▸ **DATA IN THIS EXERCISE**:
BEGIN

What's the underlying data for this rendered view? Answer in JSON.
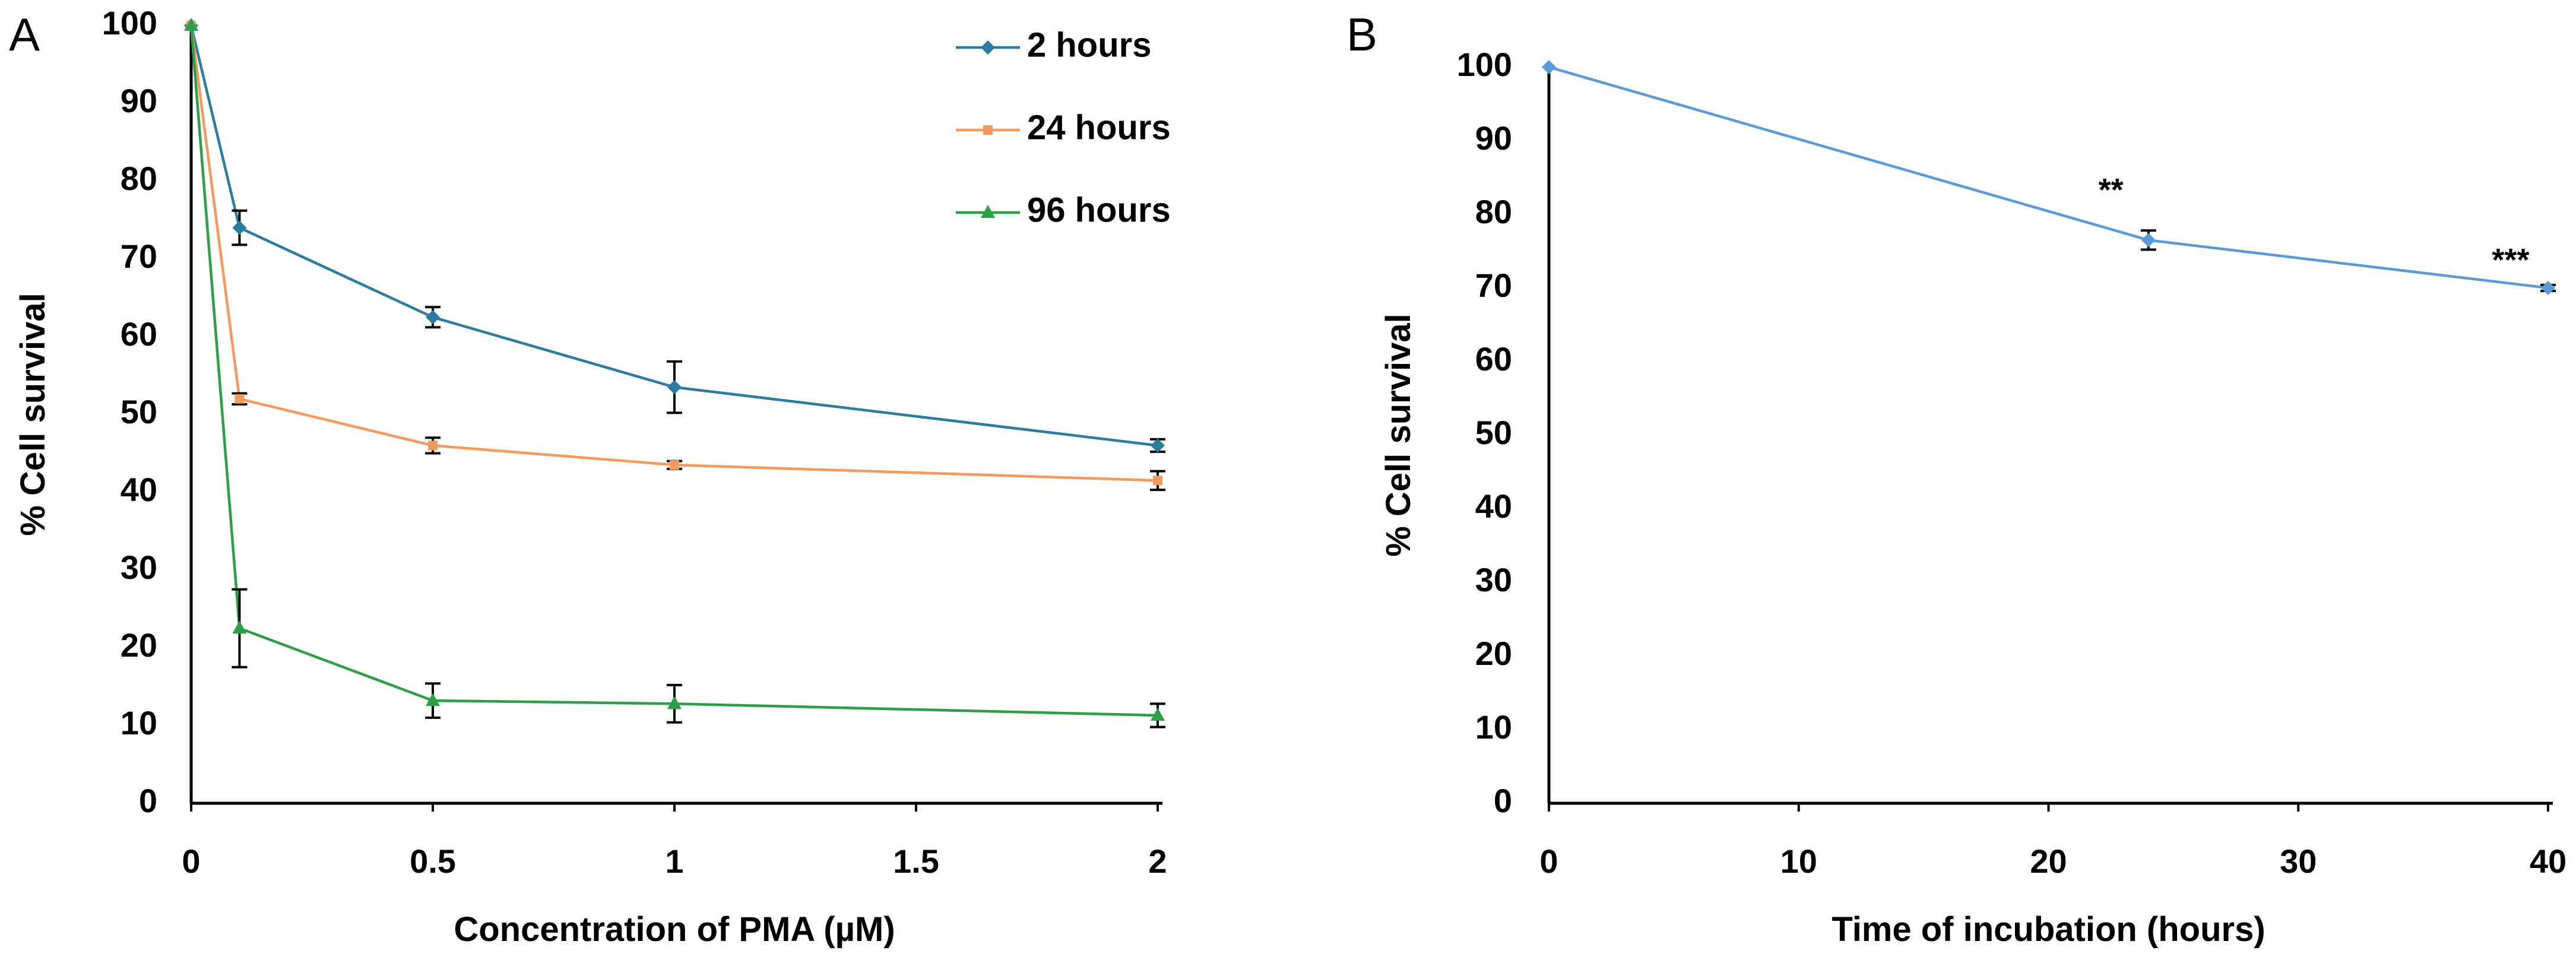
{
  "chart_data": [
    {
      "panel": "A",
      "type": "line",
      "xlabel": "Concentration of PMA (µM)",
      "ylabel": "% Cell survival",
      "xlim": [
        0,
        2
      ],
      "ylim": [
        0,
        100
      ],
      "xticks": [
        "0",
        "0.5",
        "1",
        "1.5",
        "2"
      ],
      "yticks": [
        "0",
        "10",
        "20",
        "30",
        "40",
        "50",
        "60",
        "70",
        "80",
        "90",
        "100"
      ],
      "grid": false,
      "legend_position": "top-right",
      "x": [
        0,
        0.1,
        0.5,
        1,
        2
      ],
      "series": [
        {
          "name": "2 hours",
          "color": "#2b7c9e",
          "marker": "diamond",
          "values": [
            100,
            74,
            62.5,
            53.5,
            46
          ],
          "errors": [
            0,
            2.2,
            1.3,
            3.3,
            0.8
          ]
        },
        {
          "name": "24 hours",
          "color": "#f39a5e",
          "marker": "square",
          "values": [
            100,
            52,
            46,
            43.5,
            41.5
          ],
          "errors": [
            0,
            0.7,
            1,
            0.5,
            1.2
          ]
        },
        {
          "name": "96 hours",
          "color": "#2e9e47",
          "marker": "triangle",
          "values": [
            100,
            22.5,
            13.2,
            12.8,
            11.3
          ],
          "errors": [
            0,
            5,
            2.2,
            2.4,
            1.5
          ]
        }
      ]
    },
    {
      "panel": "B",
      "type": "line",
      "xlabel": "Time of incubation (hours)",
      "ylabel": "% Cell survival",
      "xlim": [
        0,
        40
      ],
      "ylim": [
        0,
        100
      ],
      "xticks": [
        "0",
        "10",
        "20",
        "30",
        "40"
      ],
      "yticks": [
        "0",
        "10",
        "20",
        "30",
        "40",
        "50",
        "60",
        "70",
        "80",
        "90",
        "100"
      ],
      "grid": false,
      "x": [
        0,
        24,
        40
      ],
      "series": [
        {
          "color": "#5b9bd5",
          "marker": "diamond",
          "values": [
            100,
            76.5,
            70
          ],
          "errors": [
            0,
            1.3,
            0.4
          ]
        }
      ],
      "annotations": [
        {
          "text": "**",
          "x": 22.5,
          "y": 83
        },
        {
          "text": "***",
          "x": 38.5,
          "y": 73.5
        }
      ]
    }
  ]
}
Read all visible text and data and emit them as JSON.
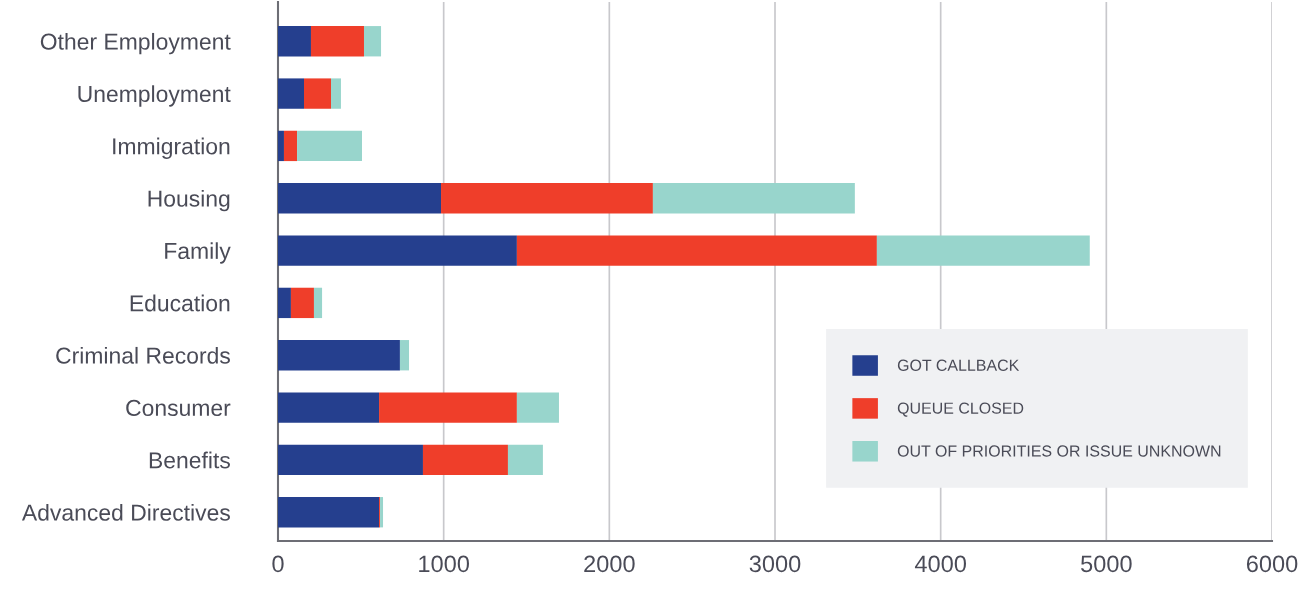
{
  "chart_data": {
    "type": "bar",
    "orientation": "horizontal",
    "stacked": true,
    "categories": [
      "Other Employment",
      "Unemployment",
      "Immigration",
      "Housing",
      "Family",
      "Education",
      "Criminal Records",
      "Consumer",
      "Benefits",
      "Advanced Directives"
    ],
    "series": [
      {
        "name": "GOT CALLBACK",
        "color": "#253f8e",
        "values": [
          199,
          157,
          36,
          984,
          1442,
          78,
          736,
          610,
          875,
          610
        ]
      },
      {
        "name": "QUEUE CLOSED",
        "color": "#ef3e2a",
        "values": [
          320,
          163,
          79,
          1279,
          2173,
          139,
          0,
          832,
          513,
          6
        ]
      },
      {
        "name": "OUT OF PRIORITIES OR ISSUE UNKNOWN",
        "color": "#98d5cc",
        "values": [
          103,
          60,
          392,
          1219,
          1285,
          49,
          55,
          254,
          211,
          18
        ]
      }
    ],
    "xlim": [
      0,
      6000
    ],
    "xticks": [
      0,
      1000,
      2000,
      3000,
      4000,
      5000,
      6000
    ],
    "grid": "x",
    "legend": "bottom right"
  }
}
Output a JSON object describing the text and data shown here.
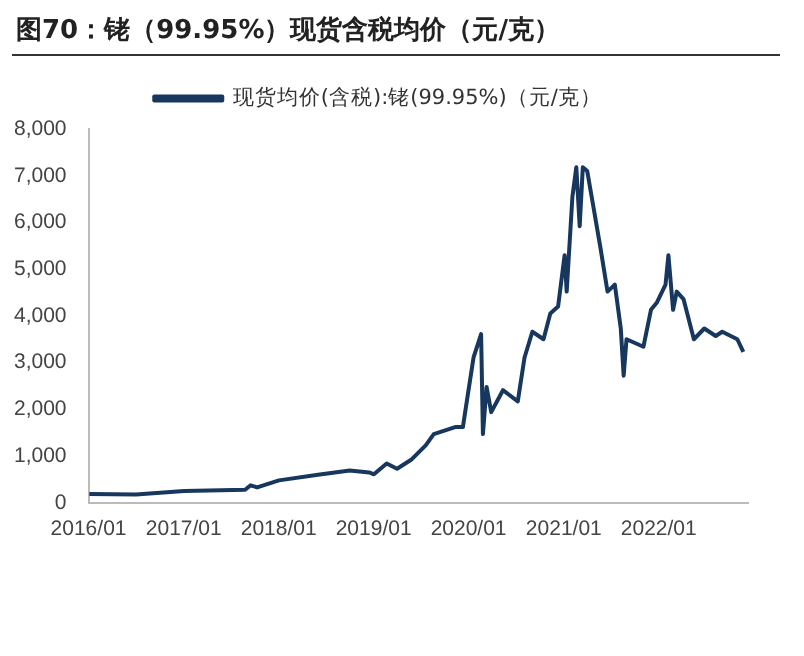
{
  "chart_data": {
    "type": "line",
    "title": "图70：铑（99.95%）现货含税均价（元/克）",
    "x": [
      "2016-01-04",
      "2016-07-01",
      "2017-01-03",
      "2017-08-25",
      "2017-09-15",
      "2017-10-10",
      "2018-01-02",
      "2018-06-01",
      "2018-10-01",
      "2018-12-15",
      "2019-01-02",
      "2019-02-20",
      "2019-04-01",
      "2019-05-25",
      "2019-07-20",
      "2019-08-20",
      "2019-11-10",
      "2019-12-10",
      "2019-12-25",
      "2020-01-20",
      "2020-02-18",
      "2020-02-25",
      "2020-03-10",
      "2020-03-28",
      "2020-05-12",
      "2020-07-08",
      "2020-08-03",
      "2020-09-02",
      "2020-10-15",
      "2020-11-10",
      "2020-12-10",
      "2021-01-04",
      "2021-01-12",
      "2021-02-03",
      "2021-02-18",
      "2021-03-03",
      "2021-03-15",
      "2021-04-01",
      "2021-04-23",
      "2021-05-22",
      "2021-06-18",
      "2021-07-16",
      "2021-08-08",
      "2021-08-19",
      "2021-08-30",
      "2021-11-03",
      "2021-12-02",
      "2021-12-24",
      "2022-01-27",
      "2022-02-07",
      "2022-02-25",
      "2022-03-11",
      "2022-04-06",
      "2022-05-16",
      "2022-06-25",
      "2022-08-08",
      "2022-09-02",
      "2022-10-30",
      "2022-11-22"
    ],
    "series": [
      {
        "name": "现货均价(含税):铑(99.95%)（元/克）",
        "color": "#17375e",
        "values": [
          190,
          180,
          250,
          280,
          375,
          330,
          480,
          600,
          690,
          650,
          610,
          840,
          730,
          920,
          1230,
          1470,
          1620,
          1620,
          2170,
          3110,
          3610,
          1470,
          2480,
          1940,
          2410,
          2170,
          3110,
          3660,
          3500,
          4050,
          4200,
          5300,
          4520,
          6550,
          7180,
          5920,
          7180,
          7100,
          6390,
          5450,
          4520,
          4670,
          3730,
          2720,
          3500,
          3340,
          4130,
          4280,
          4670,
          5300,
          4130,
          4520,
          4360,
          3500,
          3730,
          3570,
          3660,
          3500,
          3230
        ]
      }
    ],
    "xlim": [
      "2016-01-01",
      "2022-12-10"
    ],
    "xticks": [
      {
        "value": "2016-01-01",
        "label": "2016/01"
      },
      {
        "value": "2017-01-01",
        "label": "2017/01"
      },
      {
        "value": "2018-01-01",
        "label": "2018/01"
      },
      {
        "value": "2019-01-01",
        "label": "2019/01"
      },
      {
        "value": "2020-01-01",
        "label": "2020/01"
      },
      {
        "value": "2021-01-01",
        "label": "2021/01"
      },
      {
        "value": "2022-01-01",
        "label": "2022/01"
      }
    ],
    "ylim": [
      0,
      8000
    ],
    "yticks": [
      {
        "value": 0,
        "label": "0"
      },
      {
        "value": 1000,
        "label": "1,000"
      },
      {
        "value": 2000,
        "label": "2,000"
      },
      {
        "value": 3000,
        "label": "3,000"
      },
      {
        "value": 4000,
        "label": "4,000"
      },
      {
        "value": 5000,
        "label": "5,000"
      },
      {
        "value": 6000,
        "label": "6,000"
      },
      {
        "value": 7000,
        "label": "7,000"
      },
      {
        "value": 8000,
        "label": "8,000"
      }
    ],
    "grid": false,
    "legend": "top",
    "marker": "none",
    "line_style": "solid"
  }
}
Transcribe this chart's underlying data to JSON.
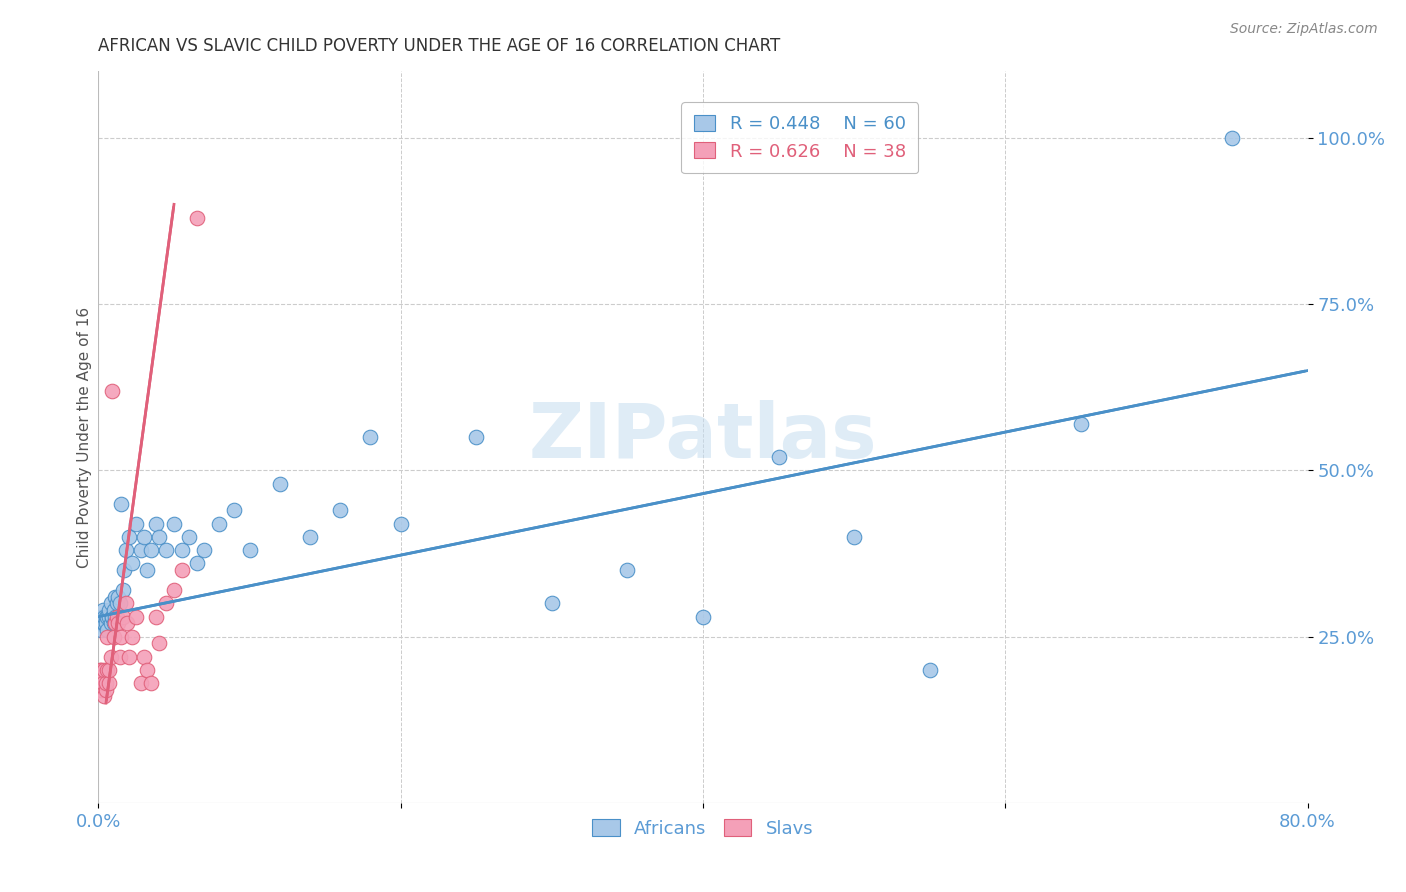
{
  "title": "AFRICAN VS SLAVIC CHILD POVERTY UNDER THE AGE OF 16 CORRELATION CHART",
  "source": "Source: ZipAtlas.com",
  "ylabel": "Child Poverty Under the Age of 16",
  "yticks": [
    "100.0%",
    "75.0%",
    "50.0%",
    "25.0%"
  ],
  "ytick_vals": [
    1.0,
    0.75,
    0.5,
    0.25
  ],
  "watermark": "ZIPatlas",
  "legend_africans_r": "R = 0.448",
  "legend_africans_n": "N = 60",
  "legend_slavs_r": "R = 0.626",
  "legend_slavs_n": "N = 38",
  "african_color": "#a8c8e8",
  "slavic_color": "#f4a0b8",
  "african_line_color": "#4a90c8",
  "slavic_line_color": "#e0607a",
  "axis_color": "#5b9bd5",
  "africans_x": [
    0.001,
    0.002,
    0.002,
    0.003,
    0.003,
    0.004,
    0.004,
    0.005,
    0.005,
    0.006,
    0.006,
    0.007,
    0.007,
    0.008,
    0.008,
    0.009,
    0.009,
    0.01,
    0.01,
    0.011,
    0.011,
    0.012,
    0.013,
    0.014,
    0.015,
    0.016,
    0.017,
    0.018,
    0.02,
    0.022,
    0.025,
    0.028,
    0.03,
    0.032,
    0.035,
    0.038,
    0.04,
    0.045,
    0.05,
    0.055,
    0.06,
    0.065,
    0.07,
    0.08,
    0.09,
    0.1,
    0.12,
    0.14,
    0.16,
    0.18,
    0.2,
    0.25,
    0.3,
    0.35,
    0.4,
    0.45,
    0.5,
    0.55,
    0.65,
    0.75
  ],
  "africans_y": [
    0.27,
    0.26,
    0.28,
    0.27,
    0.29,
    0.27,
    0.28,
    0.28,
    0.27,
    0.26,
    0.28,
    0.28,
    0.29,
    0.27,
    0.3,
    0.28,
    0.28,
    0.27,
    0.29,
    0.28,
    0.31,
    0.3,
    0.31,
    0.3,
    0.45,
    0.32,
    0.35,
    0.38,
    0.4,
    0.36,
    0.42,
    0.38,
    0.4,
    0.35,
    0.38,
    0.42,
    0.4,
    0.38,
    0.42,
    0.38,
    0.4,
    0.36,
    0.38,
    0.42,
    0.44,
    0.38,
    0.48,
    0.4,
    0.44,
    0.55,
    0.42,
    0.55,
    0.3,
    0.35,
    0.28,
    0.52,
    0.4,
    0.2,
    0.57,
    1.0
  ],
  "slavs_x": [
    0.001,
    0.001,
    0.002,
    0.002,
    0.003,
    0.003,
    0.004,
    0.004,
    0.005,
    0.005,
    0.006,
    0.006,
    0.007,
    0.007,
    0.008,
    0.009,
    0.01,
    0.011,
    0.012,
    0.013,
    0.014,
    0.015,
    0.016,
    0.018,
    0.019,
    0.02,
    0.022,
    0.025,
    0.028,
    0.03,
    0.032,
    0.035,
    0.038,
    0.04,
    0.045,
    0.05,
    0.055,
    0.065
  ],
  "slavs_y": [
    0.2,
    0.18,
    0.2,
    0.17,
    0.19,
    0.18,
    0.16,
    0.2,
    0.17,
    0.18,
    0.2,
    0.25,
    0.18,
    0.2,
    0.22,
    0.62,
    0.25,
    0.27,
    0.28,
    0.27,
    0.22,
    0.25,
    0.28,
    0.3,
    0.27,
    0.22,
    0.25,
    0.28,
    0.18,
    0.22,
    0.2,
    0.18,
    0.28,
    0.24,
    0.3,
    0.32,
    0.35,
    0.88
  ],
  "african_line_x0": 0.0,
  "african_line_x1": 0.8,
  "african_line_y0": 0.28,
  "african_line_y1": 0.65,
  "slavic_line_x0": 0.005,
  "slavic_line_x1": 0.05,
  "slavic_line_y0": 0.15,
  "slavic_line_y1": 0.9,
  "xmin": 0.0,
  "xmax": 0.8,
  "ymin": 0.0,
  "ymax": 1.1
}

END

▸ **WORK INSTRUCTIONS**:
Read through the data and copy every line where "xlabel" shows up.

▸ **WRITTEN SOLUTION**:
      "xlabel": "Concentration of PMA (µM)",
      "xlabel": "Time of incubation (hours)",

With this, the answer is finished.